# Problem requirements
List each line of the data in which the string "process" appears.

-------- Input --------

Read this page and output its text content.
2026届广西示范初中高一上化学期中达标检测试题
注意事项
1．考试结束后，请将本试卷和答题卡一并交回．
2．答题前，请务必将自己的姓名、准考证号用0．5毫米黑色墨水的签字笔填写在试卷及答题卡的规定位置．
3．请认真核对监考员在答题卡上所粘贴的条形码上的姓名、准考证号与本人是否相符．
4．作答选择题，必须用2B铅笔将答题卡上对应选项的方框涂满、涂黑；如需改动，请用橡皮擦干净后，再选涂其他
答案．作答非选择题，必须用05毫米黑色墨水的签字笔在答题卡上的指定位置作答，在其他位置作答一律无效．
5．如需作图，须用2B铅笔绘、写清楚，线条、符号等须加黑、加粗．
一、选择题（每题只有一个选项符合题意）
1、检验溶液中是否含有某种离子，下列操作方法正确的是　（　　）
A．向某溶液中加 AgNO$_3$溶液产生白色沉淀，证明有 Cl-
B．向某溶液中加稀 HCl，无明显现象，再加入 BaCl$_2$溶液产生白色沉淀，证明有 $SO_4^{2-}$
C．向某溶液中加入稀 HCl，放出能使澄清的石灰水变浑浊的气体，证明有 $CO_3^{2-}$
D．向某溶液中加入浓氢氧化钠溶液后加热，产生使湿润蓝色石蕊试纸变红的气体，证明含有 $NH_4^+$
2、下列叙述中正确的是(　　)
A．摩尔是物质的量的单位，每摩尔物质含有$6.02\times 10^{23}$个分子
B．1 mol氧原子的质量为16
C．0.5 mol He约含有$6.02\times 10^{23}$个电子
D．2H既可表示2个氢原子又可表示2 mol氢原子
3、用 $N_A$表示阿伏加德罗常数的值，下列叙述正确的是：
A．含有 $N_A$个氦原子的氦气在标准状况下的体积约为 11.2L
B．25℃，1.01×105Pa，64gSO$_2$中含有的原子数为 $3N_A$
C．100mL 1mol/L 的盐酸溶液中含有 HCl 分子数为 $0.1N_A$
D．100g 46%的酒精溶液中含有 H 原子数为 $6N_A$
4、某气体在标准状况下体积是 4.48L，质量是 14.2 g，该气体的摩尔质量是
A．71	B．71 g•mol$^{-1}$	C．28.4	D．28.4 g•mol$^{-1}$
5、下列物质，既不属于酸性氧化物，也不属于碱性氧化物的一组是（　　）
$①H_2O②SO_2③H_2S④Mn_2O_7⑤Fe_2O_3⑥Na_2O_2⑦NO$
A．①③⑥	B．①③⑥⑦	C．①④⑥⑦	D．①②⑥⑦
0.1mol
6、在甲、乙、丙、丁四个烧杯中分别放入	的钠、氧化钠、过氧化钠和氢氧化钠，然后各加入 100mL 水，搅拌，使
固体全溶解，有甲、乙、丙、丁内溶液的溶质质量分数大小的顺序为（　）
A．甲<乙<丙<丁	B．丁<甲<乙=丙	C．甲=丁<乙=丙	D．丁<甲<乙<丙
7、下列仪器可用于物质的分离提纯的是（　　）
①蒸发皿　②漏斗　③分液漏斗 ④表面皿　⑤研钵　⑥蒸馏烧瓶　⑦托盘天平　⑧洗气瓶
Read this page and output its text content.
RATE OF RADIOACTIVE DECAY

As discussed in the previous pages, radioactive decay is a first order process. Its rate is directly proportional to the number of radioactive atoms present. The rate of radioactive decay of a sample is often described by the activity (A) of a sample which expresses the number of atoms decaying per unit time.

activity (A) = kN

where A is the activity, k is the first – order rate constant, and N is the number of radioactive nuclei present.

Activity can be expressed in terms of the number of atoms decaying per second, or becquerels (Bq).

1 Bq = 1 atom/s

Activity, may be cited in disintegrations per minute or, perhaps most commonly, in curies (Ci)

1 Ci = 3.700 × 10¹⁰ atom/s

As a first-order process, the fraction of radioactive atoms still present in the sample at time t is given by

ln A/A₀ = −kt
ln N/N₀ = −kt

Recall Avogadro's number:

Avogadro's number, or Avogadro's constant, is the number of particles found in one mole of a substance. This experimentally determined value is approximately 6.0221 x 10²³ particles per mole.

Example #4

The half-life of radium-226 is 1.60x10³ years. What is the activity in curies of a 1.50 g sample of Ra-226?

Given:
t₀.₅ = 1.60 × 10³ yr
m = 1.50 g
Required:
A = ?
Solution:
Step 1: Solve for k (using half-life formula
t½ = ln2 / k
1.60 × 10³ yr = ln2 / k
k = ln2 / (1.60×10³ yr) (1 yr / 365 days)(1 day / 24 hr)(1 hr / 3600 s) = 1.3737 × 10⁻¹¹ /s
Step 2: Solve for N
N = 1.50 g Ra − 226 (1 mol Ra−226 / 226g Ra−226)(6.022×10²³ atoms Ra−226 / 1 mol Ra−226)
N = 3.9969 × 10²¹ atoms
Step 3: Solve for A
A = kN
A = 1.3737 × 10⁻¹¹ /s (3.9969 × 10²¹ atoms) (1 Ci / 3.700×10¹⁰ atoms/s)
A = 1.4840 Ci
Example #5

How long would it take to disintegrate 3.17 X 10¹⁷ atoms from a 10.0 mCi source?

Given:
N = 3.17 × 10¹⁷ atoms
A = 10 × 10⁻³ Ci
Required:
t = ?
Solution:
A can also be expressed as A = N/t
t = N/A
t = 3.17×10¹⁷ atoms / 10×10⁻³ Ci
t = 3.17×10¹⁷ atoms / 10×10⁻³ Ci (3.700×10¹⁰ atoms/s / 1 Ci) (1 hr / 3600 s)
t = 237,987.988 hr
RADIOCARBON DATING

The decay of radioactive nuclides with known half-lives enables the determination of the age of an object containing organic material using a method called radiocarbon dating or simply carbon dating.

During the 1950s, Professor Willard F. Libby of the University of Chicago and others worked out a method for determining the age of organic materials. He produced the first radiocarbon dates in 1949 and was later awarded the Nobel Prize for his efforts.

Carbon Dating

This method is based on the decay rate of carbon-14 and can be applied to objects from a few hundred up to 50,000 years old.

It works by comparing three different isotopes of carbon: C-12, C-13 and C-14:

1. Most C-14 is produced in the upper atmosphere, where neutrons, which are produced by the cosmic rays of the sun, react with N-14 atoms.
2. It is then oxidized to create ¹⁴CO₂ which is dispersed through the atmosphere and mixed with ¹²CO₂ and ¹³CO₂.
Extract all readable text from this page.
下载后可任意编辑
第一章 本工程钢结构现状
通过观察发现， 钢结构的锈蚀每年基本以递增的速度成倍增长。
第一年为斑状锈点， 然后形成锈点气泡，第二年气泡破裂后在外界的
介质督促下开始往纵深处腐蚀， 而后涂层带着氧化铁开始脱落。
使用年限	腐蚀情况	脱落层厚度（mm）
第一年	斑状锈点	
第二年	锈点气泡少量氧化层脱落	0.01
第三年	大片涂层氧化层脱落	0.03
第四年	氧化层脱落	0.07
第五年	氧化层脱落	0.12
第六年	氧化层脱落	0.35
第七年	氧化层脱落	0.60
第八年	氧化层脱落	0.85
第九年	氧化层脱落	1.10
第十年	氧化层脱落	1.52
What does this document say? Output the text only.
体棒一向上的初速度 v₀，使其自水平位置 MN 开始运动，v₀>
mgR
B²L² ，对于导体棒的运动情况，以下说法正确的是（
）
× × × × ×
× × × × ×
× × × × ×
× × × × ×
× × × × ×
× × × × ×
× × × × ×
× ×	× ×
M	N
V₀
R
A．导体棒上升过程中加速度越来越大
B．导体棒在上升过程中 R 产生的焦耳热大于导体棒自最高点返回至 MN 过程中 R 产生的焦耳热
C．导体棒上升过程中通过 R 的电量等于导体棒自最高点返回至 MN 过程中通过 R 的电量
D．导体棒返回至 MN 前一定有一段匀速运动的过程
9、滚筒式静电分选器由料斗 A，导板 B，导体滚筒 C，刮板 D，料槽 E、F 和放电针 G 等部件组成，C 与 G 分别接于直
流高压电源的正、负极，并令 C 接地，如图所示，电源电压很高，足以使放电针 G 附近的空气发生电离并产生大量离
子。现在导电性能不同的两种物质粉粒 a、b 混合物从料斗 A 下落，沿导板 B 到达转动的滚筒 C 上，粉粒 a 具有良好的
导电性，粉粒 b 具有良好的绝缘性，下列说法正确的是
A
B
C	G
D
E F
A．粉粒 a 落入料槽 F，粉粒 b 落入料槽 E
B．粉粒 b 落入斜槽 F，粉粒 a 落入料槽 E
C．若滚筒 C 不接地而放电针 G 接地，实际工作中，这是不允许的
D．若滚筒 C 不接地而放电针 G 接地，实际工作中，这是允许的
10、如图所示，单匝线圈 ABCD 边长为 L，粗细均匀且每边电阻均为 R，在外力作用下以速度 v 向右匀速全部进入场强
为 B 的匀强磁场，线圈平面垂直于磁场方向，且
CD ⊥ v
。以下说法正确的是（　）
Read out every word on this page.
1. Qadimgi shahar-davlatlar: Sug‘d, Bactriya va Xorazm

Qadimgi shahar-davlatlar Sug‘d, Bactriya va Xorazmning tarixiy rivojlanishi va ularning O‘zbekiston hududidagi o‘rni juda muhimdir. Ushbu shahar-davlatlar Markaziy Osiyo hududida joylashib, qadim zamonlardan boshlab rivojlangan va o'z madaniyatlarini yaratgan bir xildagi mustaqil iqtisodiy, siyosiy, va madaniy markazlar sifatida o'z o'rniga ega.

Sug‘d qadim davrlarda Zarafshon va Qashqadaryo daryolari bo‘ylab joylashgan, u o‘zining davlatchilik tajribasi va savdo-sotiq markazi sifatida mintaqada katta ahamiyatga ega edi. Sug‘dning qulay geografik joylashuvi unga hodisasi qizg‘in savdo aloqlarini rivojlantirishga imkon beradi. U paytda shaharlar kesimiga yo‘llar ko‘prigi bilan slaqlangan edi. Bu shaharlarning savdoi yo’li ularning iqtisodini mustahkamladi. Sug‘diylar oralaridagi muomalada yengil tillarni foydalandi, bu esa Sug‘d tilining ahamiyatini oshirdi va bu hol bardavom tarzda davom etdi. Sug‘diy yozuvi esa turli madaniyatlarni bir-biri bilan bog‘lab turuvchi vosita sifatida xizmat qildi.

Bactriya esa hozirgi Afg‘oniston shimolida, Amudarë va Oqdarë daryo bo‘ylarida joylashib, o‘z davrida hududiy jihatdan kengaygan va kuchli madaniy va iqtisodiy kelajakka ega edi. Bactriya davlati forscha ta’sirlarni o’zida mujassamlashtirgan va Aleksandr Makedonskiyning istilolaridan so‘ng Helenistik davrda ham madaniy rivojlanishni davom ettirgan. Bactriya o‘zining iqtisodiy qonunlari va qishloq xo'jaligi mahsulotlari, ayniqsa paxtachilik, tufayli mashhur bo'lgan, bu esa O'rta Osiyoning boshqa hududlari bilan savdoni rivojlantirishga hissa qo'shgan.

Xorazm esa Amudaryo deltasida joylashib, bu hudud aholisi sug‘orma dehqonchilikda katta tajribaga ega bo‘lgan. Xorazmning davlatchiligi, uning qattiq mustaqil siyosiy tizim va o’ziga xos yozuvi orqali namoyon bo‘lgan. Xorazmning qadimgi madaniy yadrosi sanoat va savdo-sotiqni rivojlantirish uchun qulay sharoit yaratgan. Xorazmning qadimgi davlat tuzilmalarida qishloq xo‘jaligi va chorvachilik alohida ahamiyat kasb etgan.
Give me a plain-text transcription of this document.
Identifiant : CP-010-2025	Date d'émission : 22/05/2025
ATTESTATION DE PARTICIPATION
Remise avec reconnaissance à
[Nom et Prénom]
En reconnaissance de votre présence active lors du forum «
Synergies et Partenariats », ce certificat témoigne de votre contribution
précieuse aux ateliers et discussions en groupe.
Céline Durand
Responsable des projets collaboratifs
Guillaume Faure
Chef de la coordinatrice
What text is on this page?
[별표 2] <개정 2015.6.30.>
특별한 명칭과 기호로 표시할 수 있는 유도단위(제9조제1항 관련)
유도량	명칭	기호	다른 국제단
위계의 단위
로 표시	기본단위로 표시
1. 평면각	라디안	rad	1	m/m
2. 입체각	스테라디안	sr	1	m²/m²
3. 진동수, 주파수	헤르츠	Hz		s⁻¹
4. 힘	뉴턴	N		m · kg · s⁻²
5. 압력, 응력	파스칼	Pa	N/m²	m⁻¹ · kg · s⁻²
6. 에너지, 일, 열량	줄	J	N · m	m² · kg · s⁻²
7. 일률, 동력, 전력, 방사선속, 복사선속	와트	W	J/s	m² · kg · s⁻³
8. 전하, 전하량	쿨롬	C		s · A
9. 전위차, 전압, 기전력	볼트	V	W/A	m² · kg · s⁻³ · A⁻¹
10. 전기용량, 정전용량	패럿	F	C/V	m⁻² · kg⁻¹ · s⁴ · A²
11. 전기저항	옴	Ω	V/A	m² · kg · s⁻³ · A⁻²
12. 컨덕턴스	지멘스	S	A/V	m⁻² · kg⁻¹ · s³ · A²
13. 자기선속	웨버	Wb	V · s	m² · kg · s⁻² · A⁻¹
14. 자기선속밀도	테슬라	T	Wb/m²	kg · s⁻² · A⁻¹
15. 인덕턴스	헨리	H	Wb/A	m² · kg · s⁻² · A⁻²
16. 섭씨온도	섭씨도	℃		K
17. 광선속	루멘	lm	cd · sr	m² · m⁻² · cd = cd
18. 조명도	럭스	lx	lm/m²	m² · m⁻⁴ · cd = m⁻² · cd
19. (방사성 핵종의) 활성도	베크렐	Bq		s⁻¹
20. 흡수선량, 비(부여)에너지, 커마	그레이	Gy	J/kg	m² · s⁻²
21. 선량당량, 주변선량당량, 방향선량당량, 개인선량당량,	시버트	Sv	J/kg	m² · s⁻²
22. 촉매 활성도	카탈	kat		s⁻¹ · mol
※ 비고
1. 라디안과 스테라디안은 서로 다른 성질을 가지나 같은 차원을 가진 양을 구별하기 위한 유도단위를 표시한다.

--------

# Exercise result
As discussed in the previous pages, radioactive decay is a first order process. Its rate is directly proportional to the number of radioactive atoms present. The rate of radioactive decay of a sample is often described by the activity (A) of a sample which expresses the number of atoms decaying per unit time.
As a first-order process, the fraction of radioactive atoms still present in the sample at time t is given by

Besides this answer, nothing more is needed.